**Stated task:**
Reproduce all entries precisely, down to the last character.
* begin *
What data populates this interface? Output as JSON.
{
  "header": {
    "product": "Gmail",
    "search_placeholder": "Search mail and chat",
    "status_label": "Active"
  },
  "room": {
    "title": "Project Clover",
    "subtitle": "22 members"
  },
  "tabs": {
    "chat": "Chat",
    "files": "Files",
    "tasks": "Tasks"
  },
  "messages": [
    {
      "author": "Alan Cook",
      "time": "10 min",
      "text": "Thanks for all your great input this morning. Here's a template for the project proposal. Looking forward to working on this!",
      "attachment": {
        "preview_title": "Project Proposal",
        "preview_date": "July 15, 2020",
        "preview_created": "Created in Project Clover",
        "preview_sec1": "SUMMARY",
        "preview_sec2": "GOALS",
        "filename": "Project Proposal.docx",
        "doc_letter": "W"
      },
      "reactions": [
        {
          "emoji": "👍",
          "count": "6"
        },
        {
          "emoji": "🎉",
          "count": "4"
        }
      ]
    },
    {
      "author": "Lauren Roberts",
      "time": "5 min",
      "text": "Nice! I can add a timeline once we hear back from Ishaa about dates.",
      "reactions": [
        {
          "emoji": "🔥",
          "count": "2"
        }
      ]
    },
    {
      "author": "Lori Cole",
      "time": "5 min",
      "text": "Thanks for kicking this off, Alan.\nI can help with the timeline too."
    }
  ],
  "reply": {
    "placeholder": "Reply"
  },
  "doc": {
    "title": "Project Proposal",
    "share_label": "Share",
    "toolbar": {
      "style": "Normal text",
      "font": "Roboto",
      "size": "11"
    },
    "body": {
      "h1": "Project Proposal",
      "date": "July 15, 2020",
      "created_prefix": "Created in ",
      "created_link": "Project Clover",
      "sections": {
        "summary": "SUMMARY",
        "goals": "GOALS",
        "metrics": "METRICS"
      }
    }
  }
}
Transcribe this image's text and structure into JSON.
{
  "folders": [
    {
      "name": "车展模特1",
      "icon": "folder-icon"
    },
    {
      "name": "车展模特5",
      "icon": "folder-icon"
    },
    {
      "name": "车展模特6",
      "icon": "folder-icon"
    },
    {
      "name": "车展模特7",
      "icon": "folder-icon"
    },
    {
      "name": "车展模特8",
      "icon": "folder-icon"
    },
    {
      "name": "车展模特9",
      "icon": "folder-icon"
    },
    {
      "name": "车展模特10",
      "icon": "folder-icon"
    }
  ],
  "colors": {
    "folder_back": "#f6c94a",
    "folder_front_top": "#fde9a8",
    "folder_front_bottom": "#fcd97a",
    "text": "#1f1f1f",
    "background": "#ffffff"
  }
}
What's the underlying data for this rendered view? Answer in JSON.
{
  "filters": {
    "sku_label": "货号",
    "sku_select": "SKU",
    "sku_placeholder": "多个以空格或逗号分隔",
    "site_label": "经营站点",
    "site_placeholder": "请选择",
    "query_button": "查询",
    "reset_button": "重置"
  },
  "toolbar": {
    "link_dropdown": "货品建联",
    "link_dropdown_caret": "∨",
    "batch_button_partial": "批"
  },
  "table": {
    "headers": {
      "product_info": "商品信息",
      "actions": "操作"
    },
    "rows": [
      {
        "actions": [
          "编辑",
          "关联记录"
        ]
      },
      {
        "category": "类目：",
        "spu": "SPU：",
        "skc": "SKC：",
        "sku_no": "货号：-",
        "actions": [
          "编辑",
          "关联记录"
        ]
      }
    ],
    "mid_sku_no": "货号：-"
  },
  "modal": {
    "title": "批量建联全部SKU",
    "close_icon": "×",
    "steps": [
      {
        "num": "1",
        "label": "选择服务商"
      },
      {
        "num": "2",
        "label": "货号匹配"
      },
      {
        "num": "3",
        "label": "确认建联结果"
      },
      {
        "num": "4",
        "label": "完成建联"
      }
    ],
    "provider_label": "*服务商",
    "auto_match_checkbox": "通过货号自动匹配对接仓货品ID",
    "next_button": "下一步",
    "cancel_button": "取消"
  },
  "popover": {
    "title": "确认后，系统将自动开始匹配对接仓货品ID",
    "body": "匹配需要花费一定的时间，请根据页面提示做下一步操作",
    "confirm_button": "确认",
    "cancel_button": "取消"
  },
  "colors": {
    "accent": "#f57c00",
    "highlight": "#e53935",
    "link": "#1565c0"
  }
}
* end *
**Exercise output:**
What data populates this interface? Output as JSON.
{
  "header": {
    "product": "Gmail",
    "search_placeholder": "Search mail and chat",
    "status_label": "Active"
  },
  "room": {
    "title": "Project Clover",
    "subtitle": "22 members"
  },
  "tabs": {
    "chat": "Chat",
    "files": "Files",
    "tasks": "Tasks"
  },
  "messages": [
    {
      "author": "Alan Cook",
      "time": "10 min",
      "text": "Thanks for all your great input this morning. Here's a template for the project proposal. Looking forward to working on this!",
      "attachment": {
        "preview_title": "Project Proposal",
        "preview_date": "July 15, 2020",
        "preview_created": "Created in Project Clover",
        "preview_sec1": "SUMMARY",
        "preview_sec2": "GOALS",
        "filename": "Project Proposal.docx",
        "doc_letter": "W"
      },
      "reactions": [
        {
          "emoji": "👍",
          "count": "6"
        },
        {
          "emoji": "🎉",
          "count": "4"
        }
      ]
    },
    {
      "author": "Lauren Roberts",
      "time": "5 min",
      "text": "Nice! I can add a timeline once we hear back from Ishaa about dates.",
      "reactions": [
        {
          "emoji": "🔥",
          "count": "2"
        }
      ]
    },
    {
      "author": "Lori Cole",
      "time": "5 min",
      "text": "Thanks for kicking this off, Alan.\nI can help with the timeline too."
    }
  ],
  "reply": {
    "placeholder": "Reply"
  },
  "doc": {
    "title": "Project Proposal",
    "share_label": "Share",
    "toolbar": {
      "style": "Normal text",
      "font": "Roboto",
      "size": "11"
    },
    "body": {
      "h1": "Project Proposal",
      "date": "July 15, 2020",
      "created_prefix": "Created in ",
      "created_link": "Project Clover",
      "sections": {
        "summary": "SUMMARY",
        "goals": "GOALS",
        "metrics": "METRICS"
      }
    }
  }
}
Transcribe this image's text and structure into JSON.
{
  "folders": [
    {
      "name": "车展模特1",
      "icon": "folder-icon"
    },
    {
      "name": "车展模特5",
      "icon": "folder-icon"
    },
    {
      "name": "车展模特6",
      "icon": "folder-icon"
    },
    {
      "name": "车展模特7",
      "icon": "folder-icon"
    },
    {
      "name": "车展模特8",
      "icon": "folder-icon"
    },
    {
      "name": "车展模特9",
      "icon": "folder-icon"
    },
    {
      "name": "车展模特10",
      "icon": "folder-icon"
    }
  ],
  "colors": {
    "folder_back": "#f6c94a",
    "folder_front_top": "#fde9a8",
    "folder_front_bottom": "#fcd97a",
    "text": "#1f1f1f",
    "background": "#ffffff"
  }
}
What's the underlying data for this rendered view? Answer in JSON.
{
  "filters": {
    "sku_label": "货号",
    "sku_select": "SKU",
    "sku_placeholder": "多个以空格或逗号分隔",
    "site_label": "经营站点",
    "site_placeholder": "请选择",
    "query_button": "查询",
    "reset_button": "重置"
  },
  "toolbar": {
    "link_dropdown": "货品建联",
    "link_dropdown_caret": "∨",
    "batch_button_partial": "批"
  },
  "table": {
    "headers": {
      "product_info": "商品信息",
      "actions": "操作"
    },
    "rows": [
      {
        "actions": [
          "编辑",
          "关联记录"
        ]
      },
      {
        "category": "类目：",
        "spu": "SPU：",
        "skc": "SKC：",
        "sku_no": "货号：-",
        "actions": [
          "编辑",
          "关联记录"
        ]
      }
    ],
    "mid_sku_no": "货号：-"
  },
  "modal": {
    "title": "批量建联全部SKU",
    "close_icon": "×",
    "steps": [
      {
        "num": "1",
        "label": "选择服务商"
      },
      {
        "num": "2",
        "label": "货号匹配"
      },
      {
        "num": "3",
        "label": "确认建联结果"
      },
      {
        "num": "4",
        "label": "完成建联"
      }
    ],
    "provider_label": "*服务商",
    "auto_match_checkbox": "通过货号自动匹配对接仓货品ID",
    "next_button": "下一步",
    "cancel_button": "取消"
  },
  "popover": {
    "title": "确认后，系统将自动开始匹配对接仓货品ID",
    "body": "匹配需要花费一定的时间，请根据页面提示做下一步操作",
    "confirm_button": "确认",
    "cancel_button": "取消"
  },
  "colors": {
    "accent": "#f57c00",
    "highlight": "#e53935",
    "link": "#1565c0"
  }
}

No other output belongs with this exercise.